*DATA SHOWN*

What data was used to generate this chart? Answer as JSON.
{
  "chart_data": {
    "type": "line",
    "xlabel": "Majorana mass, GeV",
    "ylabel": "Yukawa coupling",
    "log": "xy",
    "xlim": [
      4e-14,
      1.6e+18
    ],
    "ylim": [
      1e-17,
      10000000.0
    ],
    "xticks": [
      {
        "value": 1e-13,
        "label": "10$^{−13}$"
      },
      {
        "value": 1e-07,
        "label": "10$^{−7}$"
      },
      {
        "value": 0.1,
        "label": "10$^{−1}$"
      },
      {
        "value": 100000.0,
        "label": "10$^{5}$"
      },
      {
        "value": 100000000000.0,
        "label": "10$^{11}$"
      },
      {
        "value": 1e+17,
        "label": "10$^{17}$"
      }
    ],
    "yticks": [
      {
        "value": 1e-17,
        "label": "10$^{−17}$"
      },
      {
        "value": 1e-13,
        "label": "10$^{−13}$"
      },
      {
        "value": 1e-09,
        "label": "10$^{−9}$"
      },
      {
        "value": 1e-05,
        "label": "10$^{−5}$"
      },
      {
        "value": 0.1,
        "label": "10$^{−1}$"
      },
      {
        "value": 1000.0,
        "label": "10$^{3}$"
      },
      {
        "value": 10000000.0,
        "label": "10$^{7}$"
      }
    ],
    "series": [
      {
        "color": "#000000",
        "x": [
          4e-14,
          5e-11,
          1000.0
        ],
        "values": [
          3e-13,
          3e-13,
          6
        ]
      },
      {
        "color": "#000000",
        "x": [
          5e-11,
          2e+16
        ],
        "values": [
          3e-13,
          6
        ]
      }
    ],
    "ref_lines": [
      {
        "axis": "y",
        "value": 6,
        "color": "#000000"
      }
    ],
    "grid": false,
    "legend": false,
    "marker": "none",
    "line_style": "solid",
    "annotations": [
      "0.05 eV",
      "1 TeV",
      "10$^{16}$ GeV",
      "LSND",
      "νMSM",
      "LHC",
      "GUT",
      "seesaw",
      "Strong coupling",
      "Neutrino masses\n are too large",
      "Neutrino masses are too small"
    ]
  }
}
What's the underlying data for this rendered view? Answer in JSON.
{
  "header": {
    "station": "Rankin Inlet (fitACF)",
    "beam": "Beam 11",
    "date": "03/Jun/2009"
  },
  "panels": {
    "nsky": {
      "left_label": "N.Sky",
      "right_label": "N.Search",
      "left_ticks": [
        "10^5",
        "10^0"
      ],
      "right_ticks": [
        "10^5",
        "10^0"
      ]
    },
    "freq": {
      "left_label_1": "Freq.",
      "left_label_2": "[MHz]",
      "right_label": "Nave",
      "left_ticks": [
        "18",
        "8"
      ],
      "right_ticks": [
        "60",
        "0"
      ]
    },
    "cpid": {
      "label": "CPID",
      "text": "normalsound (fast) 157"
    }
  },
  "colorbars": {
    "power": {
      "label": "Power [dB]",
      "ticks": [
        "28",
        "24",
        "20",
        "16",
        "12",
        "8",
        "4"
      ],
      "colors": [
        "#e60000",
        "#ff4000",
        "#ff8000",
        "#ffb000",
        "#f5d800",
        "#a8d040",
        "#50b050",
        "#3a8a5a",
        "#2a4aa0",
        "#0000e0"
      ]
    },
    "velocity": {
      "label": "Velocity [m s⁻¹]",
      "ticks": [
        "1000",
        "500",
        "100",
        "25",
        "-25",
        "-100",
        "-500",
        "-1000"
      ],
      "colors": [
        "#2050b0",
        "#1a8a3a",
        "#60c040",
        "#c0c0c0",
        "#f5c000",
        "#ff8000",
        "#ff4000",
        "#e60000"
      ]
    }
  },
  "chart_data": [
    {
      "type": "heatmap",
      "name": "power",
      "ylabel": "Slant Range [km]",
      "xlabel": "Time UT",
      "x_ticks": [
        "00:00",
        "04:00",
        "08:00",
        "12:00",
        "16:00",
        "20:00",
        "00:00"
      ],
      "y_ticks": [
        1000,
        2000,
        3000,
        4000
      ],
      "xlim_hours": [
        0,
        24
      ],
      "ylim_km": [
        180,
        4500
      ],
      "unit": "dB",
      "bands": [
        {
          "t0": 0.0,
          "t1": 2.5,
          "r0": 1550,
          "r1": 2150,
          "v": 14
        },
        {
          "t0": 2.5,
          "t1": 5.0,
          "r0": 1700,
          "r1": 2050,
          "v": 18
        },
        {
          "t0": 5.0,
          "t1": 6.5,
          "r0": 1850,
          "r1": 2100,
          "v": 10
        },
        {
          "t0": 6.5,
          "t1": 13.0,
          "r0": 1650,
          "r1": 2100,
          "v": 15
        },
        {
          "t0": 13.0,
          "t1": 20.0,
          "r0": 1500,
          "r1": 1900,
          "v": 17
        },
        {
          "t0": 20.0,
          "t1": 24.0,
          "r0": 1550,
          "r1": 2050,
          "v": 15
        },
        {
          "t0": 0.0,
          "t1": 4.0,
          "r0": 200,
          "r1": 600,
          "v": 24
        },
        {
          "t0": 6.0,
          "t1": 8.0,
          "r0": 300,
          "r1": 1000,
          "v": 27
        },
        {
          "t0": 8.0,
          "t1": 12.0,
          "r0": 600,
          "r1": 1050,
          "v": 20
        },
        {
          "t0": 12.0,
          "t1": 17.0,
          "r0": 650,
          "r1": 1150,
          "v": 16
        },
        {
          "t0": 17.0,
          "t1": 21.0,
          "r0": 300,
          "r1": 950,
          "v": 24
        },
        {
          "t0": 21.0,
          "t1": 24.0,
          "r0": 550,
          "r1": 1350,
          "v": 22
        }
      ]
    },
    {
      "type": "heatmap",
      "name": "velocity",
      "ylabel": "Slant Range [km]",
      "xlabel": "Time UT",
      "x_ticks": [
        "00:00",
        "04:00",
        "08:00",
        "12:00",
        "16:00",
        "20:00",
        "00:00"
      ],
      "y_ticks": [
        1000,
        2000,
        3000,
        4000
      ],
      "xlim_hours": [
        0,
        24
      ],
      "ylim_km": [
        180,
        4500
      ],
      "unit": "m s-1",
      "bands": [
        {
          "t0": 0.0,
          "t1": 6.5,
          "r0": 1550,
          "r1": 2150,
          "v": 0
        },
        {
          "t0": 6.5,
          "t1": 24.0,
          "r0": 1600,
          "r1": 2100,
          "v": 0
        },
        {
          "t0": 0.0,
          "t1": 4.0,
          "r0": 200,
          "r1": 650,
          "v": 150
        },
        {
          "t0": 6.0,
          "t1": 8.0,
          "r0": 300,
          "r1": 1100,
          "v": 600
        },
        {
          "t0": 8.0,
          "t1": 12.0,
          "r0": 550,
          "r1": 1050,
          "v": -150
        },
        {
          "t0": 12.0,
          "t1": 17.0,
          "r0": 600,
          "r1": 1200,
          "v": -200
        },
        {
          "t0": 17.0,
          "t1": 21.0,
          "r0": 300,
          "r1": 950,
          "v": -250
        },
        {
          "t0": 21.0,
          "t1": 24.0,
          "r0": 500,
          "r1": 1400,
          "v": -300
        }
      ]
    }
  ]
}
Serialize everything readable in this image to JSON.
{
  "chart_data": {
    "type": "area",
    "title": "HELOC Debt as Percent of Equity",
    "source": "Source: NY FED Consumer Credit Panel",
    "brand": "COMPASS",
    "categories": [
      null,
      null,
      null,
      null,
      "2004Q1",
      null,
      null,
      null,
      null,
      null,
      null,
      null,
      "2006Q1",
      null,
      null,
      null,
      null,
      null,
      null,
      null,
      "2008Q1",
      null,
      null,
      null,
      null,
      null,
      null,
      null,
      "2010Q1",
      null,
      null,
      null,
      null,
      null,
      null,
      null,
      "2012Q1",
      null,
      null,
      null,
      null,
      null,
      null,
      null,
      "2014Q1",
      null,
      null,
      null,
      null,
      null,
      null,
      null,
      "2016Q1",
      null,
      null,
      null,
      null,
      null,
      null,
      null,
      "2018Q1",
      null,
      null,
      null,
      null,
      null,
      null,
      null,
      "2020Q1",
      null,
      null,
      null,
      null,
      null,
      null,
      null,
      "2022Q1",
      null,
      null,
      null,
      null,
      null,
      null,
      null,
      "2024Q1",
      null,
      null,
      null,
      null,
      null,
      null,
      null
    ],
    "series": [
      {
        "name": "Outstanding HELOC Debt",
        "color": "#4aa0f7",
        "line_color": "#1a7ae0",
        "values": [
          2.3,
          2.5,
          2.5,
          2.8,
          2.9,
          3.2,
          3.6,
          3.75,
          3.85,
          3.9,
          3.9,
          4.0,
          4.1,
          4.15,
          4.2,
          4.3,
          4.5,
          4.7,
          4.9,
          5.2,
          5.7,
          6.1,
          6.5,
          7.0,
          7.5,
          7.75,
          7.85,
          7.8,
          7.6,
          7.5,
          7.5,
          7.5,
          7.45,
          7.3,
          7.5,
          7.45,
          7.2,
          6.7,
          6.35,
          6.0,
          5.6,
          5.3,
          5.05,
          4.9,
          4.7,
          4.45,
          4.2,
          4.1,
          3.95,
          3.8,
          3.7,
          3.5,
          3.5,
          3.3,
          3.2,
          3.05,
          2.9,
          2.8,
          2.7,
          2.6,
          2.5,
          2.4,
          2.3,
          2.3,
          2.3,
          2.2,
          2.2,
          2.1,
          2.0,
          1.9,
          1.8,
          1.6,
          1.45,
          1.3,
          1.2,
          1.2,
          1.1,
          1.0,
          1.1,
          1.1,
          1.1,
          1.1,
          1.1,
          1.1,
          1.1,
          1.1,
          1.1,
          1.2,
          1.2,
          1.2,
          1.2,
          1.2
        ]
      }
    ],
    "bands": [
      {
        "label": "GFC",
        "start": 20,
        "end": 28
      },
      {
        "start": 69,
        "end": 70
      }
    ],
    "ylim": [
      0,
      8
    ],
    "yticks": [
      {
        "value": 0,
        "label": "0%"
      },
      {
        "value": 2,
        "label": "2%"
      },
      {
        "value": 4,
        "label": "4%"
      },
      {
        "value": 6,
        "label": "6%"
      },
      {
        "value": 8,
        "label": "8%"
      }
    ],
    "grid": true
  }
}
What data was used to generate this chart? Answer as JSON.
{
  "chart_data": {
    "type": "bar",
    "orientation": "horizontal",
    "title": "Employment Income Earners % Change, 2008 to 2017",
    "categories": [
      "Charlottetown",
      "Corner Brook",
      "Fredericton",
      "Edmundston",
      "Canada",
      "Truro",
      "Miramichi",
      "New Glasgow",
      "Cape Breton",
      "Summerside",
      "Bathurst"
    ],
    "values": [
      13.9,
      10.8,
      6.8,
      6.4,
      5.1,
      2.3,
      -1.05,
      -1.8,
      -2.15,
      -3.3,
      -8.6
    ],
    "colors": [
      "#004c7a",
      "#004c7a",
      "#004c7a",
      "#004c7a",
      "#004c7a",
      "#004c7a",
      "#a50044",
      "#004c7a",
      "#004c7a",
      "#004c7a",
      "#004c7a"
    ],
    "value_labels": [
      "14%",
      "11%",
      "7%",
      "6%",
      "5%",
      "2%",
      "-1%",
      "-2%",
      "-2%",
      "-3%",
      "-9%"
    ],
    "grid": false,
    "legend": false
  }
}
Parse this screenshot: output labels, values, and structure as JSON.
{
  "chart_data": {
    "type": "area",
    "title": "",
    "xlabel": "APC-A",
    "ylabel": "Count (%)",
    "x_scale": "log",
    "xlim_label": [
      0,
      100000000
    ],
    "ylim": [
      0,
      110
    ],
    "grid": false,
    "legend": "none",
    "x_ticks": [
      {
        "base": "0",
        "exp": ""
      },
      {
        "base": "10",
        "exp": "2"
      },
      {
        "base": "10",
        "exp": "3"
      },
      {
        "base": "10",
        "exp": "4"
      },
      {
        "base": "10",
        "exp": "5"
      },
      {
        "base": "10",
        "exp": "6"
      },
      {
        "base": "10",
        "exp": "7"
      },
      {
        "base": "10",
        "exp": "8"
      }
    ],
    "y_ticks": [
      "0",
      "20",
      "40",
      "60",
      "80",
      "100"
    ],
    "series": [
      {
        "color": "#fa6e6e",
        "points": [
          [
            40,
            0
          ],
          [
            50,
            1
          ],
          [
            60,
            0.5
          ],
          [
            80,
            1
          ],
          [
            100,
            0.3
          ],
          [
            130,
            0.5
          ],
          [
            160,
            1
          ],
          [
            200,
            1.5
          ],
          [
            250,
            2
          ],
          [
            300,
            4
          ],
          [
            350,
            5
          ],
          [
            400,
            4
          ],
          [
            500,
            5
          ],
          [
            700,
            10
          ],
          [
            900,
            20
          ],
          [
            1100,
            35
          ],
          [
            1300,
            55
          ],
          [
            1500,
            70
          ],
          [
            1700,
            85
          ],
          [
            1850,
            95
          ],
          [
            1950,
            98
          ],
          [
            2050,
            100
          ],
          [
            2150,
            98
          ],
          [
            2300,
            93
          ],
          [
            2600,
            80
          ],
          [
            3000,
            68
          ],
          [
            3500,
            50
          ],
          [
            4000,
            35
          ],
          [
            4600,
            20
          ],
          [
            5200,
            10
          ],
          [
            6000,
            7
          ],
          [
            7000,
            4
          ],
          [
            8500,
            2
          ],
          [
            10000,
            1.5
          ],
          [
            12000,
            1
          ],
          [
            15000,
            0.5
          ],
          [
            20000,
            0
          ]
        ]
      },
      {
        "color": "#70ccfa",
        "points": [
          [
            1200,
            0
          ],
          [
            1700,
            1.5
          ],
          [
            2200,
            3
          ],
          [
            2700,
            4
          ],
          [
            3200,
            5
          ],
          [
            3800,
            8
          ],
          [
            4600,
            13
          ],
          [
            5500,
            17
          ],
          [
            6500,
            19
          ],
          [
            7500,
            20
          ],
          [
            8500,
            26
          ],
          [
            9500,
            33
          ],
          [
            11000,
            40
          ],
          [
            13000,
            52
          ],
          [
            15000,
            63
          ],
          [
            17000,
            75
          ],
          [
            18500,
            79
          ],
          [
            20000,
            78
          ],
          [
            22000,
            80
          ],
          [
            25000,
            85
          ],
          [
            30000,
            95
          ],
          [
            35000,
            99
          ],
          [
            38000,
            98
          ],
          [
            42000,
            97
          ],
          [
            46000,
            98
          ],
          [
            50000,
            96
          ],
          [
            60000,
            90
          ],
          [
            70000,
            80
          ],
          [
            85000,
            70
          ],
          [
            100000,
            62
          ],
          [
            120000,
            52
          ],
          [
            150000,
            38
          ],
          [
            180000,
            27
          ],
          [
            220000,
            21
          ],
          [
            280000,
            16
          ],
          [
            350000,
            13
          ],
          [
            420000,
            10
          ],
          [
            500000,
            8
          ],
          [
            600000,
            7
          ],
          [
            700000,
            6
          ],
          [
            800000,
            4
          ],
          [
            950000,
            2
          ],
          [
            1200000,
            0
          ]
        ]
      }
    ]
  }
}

*EXERCISE*
Search the records for the word "xlabel", then list every line that has it.

*THE OUTPUT*
    "xlabel": "Majorana mass, GeV",
      "xlabel": "Time UT",
      "xlabel": "Time UT",
    "xlabel": "APC-A",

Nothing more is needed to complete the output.